Your output must reproduce all the records below precisely and contain no pictures.

Entries taken from a collection:

****

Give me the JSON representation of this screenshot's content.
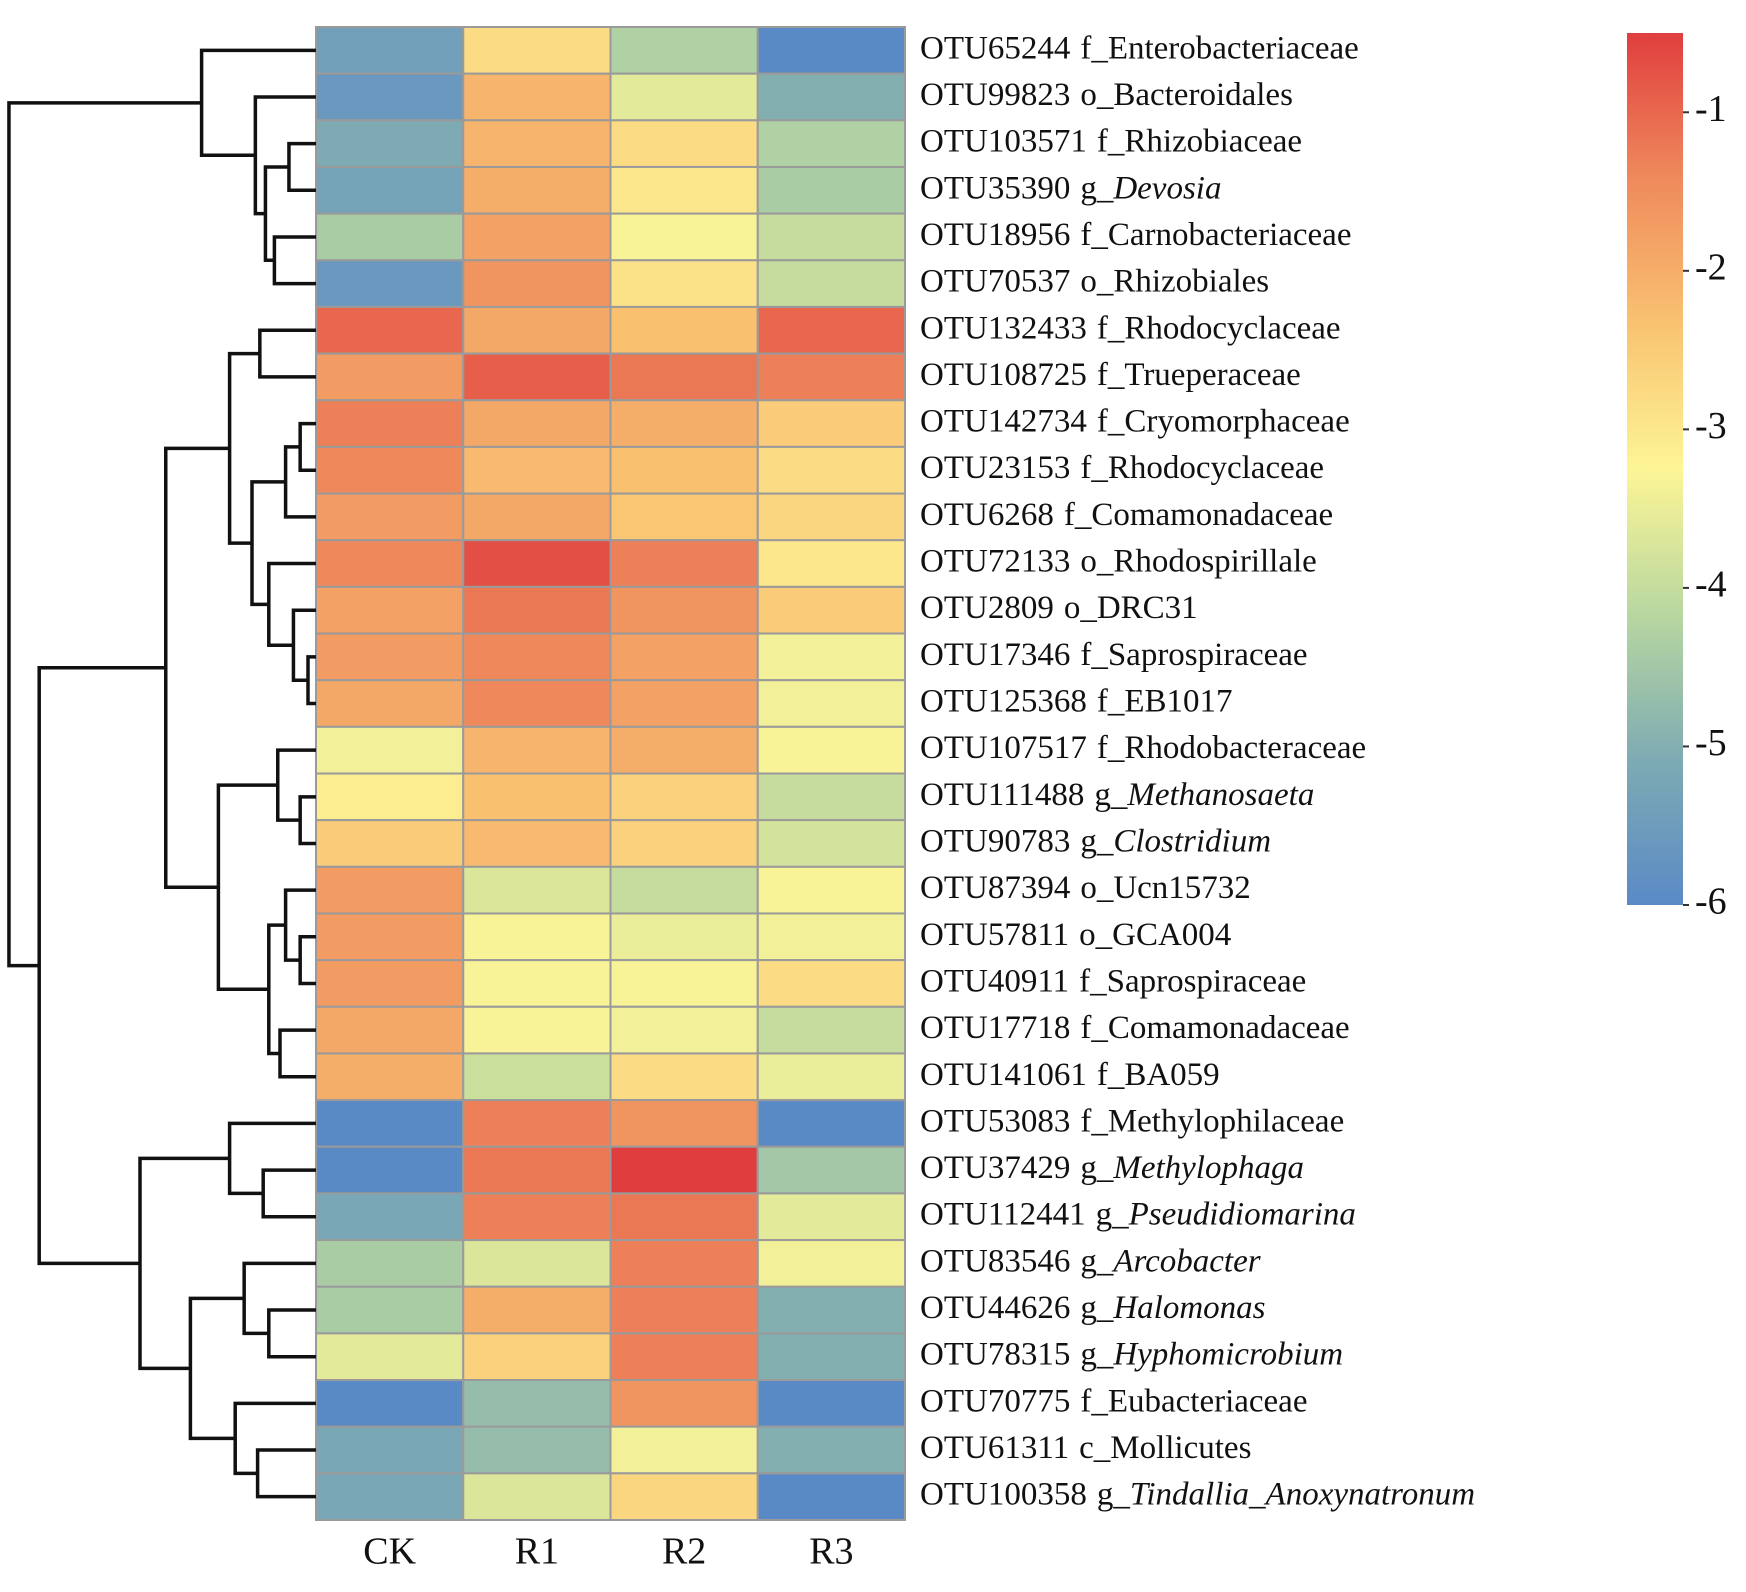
{
  "chart_data": {
    "type": "heatmap",
    "columns": [
      "CK",
      "R1",
      "R2",
      "R3"
    ],
    "rows": [
      {
        "otu": "OTU65244",
        "taxon": "f_Enterobacteriaceae"
      },
      {
        "otu": "OTU99823",
        "taxon": "o_Bacteroidales"
      },
      {
        "otu": "OTU103571",
        "taxon": "f_Rhizobiaceae"
      },
      {
        "otu": "OTU35390",
        "rank": "g_",
        "taxon": "Devosia",
        "italic": true
      },
      {
        "otu": "OTU18956",
        "taxon": "f_Carnobacteriaceae"
      },
      {
        "otu": "OTU70537",
        "taxon": "o_Rhizobiales"
      },
      {
        "otu": "OTU132433",
        "taxon": "f_Rhodocyclaceae"
      },
      {
        "otu": "OTU108725",
        "taxon": "f_Trueperaceae"
      },
      {
        "otu": "OTU142734",
        "taxon": "f_Cryomorphaceae"
      },
      {
        "otu": "OTU23153",
        "taxon": "f_Rhodocyclaceae"
      },
      {
        "otu": "OTU6268",
        "taxon": "f_Comamonadaceae"
      },
      {
        "otu": "OTU72133",
        "taxon": "o_Rhodospirillale"
      },
      {
        "otu": "OTU2809",
        "taxon": "o_DRC31"
      },
      {
        "otu": "OTU17346",
        "taxon": "f_Saprospiraceae"
      },
      {
        "otu": "OTU125368",
        "taxon": "f_EB1017"
      },
      {
        "otu": "OTU107517",
        "taxon": "f_Rhodobacteraceae"
      },
      {
        "otu": "OTU111488",
        "rank": "g_",
        "taxon": "Methanosaeta",
        "italic": true
      },
      {
        "otu": "OTU90783",
        "rank": "g_",
        "taxon": "Clostridium",
        "italic": true
      },
      {
        "otu": "OTU87394",
        "taxon": "o_Ucn15732"
      },
      {
        "otu": "OTU57811",
        "taxon": "o_GCA004"
      },
      {
        "otu": "OTU40911",
        "taxon": "f_Saprospiraceae"
      },
      {
        "otu": "OTU17718",
        "taxon": "f_Comamonadaceae"
      },
      {
        "otu": "OTU141061",
        "taxon": "f_BA059"
      },
      {
        "otu": "OTU53083",
        "taxon": "f_Methylophilaceae"
      },
      {
        "otu": "OTU37429",
        "rank": "g_",
        "taxon": "Methylophaga",
        "italic": true
      },
      {
        "otu": "OTU112441",
        "rank": "g_",
        "taxon": "Pseudidiomarina",
        "italic": true
      },
      {
        "otu": "OTU83546",
        "rank": "g_",
        "taxon": "Arcobacter",
        "italic": true
      },
      {
        "otu": "OTU44626",
        "rank": "g_",
        "taxon": "Halomonas",
        "italic": true
      },
      {
        "otu": "OTU78315",
        "rank": "g_",
        "taxon": "Hyphomicrobium",
        "italic": true
      },
      {
        "otu": "OTU70775",
        "taxon": "f_Eubacteriaceae"
      },
      {
        "otu": "OTU61311",
        "taxon": "c_Mollicutes"
      },
      {
        "otu": "OTU100358",
        "rank": "g_",
        "taxon": "Tindallia_Anoxynatronum",
        "italic": true
      }
    ],
    "values": [
      [
        -5.4,
        -2.8,
        -4.3,
        -6.0
      ],
      [
        -5.6,
        -2.1,
        -3.6,
        -5.0
      ],
      [
        -5.1,
        -2.1,
        -2.8,
        -4.3
      ],
      [
        -5.3,
        -2.0,
        -3.0,
        -4.4
      ],
      [
        -4.4,
        -1.8,
        -3.3,
        -4.0
      ],
      [
        -5.6,
        -1.6,
        -2.9,
        -4.0
      ],
      [
        -1.0,
        -1.9,
        -2.3,
        -1.0
      ],
      [
        -1.7,
        -0.9,
        -1.2,
        -1.3
      ],
      [
        -1.3,
        -1.9,
        -2.0,
        -2.5
      ],
      [
        -1.4,
        -2.2,
        -2.3,
        -2.8
      ],
      [
        -1.7,
        -1.9,
        -2.4,
        -2.7
      ],
      [
        -1.4,
        -0.7,
        -1.3,
        -3.0
      ],
      [
        -1.8,
        -1.2,
        -1.6,
        -2.5
      ],
      [
        -1.7,
        -1.4,
        -1.8,
        -3.4
      ],
      [
        -1.9,
        -1.4,
        -1.8,
        -3.4
      ],
      [
        -3.4,
        -2.1,
        -2.0,
        -3.3
      ],
      [
        -3.1,
        -2.3,
        -2.6,
        -4.0
      ],
      [
        -2.5,
        -2.2,
        -2.6,
        -3.8
      ],
      [
        -1.7,
        -3.7,
        -4.0,
        -3.3
      ],
      [
        -1.7,
        -3.3,
        -3.5,
        -3.4
      ],
      [
        -1.7,
        -3.3,
        -3.3,
        -2.8
      ],
      [
        -1.9,
        -3.3,
        -3.4,
        -4.0
      ],
      [
        -2.0,
        -3.9,
        -2.8,
        -3.5
      ],
      [
        -6.0,
        -1.3,
        -1.6,
        -6.0
      ],
      [
        -6.0,
        -1.2,
        -0.5,
        -4.5
      ],
      [
        -5.2,
        -1.3,
        -1.2,
        -3.6
      ],
      [
        -4.4,
        -3.7,
        -1.3,
        -3.4
      ],
      [
        -4.4,
        -2.0,
        -1.3,
        -5.0
      ],
      [
        -3.6,
        -2.6,
        -1.3,
        -5.0
      ],
      [
        -6.0,
        -4.7,
        -1.6,
        -6.0
      ],
      [
        -5.2,
        -4.7,
        -3.4,
        -5.0
      ],
      [
        -5.2,
        -3.7,
        -2.7,
        -6.0
      ]
    ],
    "zlim": [
      -6,
      -0.5
    ],
    "zticks": [
      -1,
      -2,
      -3,
      -4,
      -5,
      -6
    ],
    "colorscale": [
      "#5a8ac6",
      "#7eabb3",
      "#b8d7a0",
      "#fdf596",
      "#f9c271",
      "#ef8a5c",
      "#e03e3e"
    ]
  }
}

****

▶ _Solution to the exercise_:
Give me the JSON representation of this screenshot's content.
{
  "chart_data": {
    "type": "heatmap",
    "columns": [
      "CK",
      "R1",
      "R2",
      "R3"
    ],
    "rows": [
      {
        "otu": "OTU65244",
        "taxon": "f_Enterobacteriaceae"
      },
      {
        "otu": "OTU99823",
        "taxon": "o_Bacteroidales"
      },
      {
        "otu": "OTU103571",
        "taxon": "f_Rhizobiaceae"
      },
      {
        "otu": "OTU35390",
        "rank": "g_",
        "taxon": "Devosia",
        "italic": true
      },
      {
        "otu": "OTU18956",
        "taxon": "f_Carnobacteriaceae"
      },
      {
        "otu": "OTU70537",
        "taxon": "o_Rhizobiales"
      },
      {
        "otu": "OTU132433",
        "taxon": "f_Rhodocyclaceae"
      },
      {
        "otu": "OTU108725",
        "taxon": "f_Trueperaceae"
      },
      {
        "otu": "OTU142734",
        "taxon": "f_Cryomorphaceae"
      },
      {
        "otu": "OTU23153",
        "taxon": "f_Rhodocyclaceae"
      },
      {
        "otu": "OTU6268",
        "taxon": "f_Comamonadaceae"
      },
      {
        "otu": "OTU72133",
        "taxon": "o_Rhodospirillale"
      },
      {
        "otu": "OTU2809",
        "taxon": "o_DRC31"
      },
      {
        "otu": "OTU17346",
        "taxon": "f_Saprospiraceae"
      },
      {
        "otu": "OTU125368",
        "taxon": "f_EB1017"
      },
      {
        "otu": "OTU107517",
        "taxon": "f_Rhodobacteraceae"
      },
      {
        "otu": "OTU111488",
        "rank": "g_",
        "taxon": "Methanosaeta",
        "italic": true
      },
      {
        "otu": "OTU90783",
        "rank": "g_",
        "taxon": "Clostridium",
        "italic": true
      },
      {
        "otu": "OTU87394",
        "taxon": "o_Ucn15732"
      },
      {
        "otu": "OTU57811",
        "taxon": "o_GCA004"
      },
      {
        "otu": "OTU40911",
        "taxon": "f_Saprospiraceae"
      },
      {
        "otu": "OTU17718",
        "taxon": "f_Comamonadaceae"
      },
      {
        "otu": "OTU141061",
        "taxon": "f_BA059"
      },
      {
        "otu": "OTU53083",
        "taxon": "f_Methylophilaceae"
      },
      {
        "otu": "OTU37429",
        "rank": "g_",
        "taxon": "Methylophaga",
        "italic": true
      },
      {
        "otu": "OTU112441",
        "rank": "g_",
        "taxon": "Pseudidiomarina",
        "italic": true
      },
      {
        "otu": "OTU83546",
        "rank": "g_",
        "taxon": "Arcobacter",
        "italic": true
      },
      {
        "otu": "OTU44626",
        "rank": "g_",
        "taxon": "Halomonas",
        "italic": true
      },
      {
        "otu": "OTU78315",
        "rank": "g_",
        "taxon": "Hyphomicrobium",
        "italic": true
      },
      {
        "otu": "OTU70775",
        "taxon": "f_Eubacteriaceae"
      },
      {
        "otu": "OTU61311",
        "taxon": "c_Mollicutes"
      },
      {
        "otu": "OTU100358",
        "rank": "g_",
        "taxon": "Tindallia_Anoxynatronum",
        "italic": true
      }
    ],
    "values": [
      [
        -5.4,
        -2.8,
        -4.3,
        -6.0
      ],
      [
        -5.6,
        -2.1,
        -3.6,
        -5.0
      ],
      [
        -5.1,
        -2.1,
        -2.8,
        -4.3
      ],
      [
        -5.3,
        -2.0,
        -3.0,
        -4.4
      ],
      [
        -4.4,
        -1.8,
        -3.3,
        -4.0
      ],
      [
        -5.6,
        -1.6,
        -2.9,
        -4.0
      ],
      [
        -1.0,
        -1.9,
        -2.3,
        -1.0
      ],
      [
        -1.7,
        -0.9,
        -1.2,
        -1.3
      ],
      [
        -1.3,
        -1.9,
        -2.0,
        -2.5
      ],
      [
        -1.4,
        -2.2,
        -2.3,
        -2.8
      ],
      [
        -1.7,
        -1.9,
        -2.4,
        -2.7
      ],
      [
        -1.4,
        -0.7,
        -1.3,
        -3.0
      ],
      [
        -1.8,
        -1.2,
        -1.6,
        -2.5
      ],
      [
        -1.7,
        -1.4,
        -1.8,
        -3.4
      ],
      [
        -1.9,
        -1.4,
        -1.8,
        -3.4
      ],
      [
        -3.4,
        -2.1,
        -2.0,
        -3.3
      ],
      [
        -3.1,
        -2.3,
        -2.6,
        -4.0
      ],
      [
        -2.5,
        -2.2,
        -2.6,
        -3.8
      ],
      [
        -1.7,
        -3.7,
        -4.0,
        -3.3
      ],
      [
        -1.7,
        -3.3,
        -3.5,
        -3.4
      ],
      [
        -1.7,
        -3.3,
        -3.3,
        -2.8
      ],
      [
        -1.9,
        -3.3,
        -3.4,
        -4.0
      ],
      [
        -2.0,
        -3.9,
        -2.8,
        -3.5
      ],
      [
        -6.0,
        -1.3,
        -1.6,
        -6.0
      ],
      [
        -6.0,
        -1.2,
        -0.5,
        -4.5
      ],
      [
        -5.2,
        -1.3,
        -1.2,
        -3.6
      ],
      [
        -4.4,
        -3.7,
        -1.3,
        -3.4
      ],
      [
        -4.4,
        -2.0,
        -1.3,
        -5.0
      ],
      [
        -3.6,
        -2.6,
        -1.3,
        -5.0
      ],
      [
        -6.0,
        -4.7,
        -1.6,
        -6.0
      ],
      [
        -5.2,
        -4.7,
        -3.4,
        -5.0
      ],
      [
        -5.2,
        -3.7,
        -2.7,
        -6.0
      ]
    ],
    "zlim": [
      -6,
      -0.5
    ],
    "zticks": [
      -1,
      -2,
      -3,
      -4,
      -5,
      -6
    ],
    "colorscale": [
      "#5a8ac6",
      "#7eabb3",
      "#b8d7a0",
      "#fdf596",
      "#f9c271",
      "#ef8a5c",
      "#e03e3e"
    ]
  }
}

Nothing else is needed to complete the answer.